--- start ---
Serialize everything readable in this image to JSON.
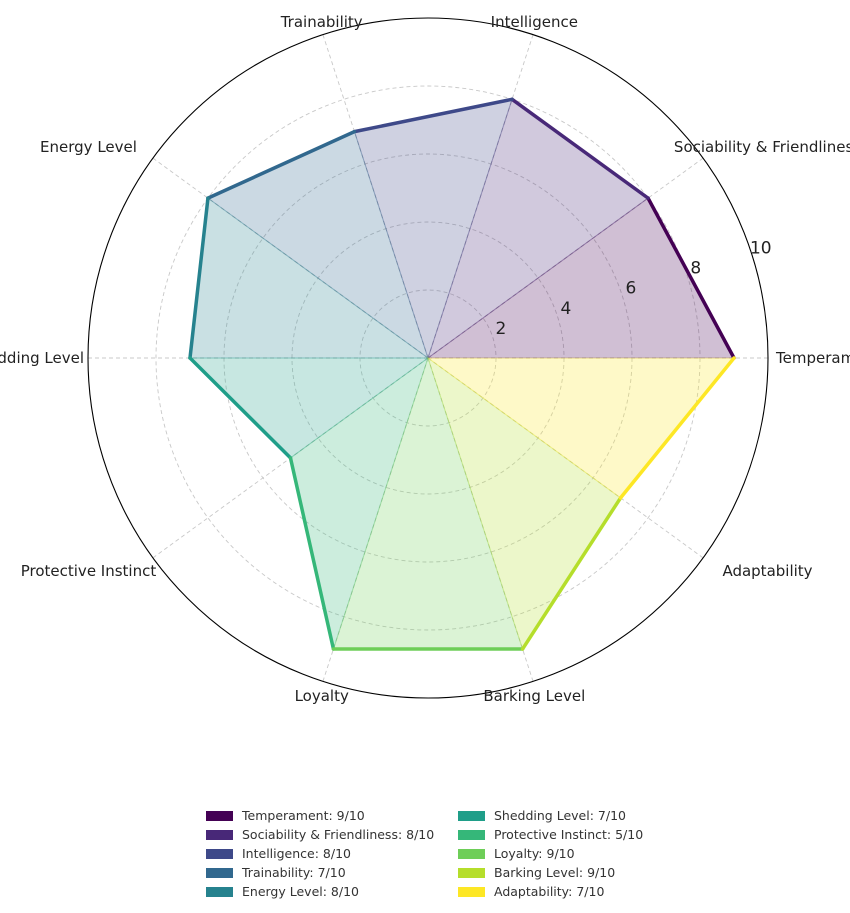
{
  "chart_data": {
    "type": "radar",
    "title": "",
    "categories": [
      "Temperament",
      "Sociability & Friendliness",
      "Intelligence",
      "Trainability",
      "Energy Level",
      "Shedding Level",
      "Protective Instinct",
      "Loyalty",
      "Barking Level",
      "Adaptability"
    ],
    "values": [
      9,
      8,
      8,
      7,
      8,
      7,
      5,
      9,
      9,
      7
    ],
    "colors": [
      "#440154",
      "#482878",
      "#3e4989",
      "#31688e",
      "#26828e",
      "#1f9e89",
      "#35b779",
      "#6ece58",
      "#b5de2b",
      "#fde725"
    ],
    "rlim": [
      0,
      10
    ],
    "rticks": [
      "2",
      "4",
      "6",
      "8",
      "10"
    ],
    "grid": true,
    "legend_position": "bottom-center",
    "legend": [
      "Temperament: 9/10",
      "Sociability & Friendliness: 8/10",
      "Intelligence: 8/10",
      "Trainability: 7/10",
      "Energy Level: 8/10",
      "Shedding Level: 7/10",
      "Protective Instinct: 5/10",
      "Loyalty: 9/10",
      "Barking Level: 9/10",
      "Adaptability: 7/10"
    ]
  }
}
--- end ---
> **DO THIS**
Extract every line above that contains the word "Instinct".

> **FULL ANSWER**
      "Protective Instinct",
      "Protective Instinct: 5/10",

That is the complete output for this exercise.